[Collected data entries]
==============================

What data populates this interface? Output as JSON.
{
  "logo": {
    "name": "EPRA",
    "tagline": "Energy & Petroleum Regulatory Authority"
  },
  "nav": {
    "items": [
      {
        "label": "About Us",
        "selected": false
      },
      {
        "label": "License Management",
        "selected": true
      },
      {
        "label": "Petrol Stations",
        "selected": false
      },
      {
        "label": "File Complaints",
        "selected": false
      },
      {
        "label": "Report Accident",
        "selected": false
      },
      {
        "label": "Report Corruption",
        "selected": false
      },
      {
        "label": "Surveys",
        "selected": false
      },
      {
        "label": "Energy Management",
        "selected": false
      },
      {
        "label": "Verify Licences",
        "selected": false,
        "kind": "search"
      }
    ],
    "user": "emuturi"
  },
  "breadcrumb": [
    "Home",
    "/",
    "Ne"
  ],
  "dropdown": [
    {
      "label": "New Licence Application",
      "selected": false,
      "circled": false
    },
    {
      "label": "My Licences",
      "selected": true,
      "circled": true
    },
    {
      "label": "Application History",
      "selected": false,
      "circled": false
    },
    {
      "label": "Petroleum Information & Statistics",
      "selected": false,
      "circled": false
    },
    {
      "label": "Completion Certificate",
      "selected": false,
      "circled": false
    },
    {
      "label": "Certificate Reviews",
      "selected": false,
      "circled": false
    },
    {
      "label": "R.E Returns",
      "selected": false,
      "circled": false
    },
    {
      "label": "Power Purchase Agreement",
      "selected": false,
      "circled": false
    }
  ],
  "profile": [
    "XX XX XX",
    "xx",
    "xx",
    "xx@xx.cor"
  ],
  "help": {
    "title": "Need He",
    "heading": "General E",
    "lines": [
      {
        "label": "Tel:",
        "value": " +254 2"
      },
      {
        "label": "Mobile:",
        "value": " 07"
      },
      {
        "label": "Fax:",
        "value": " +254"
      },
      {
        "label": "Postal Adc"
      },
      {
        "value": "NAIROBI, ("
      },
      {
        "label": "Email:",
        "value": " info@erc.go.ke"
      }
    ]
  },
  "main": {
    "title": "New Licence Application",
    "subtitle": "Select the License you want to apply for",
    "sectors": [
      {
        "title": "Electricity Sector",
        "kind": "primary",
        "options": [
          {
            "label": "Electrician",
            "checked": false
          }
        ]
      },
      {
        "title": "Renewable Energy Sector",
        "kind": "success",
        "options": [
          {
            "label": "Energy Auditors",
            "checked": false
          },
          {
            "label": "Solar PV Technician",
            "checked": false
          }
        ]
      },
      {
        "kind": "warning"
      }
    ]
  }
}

==============================

Task requirements :: Show all lines from the listing above in which "Licences" appears.

Written answer ::
        "label": "Verify Licences",
      "label": "My Licences",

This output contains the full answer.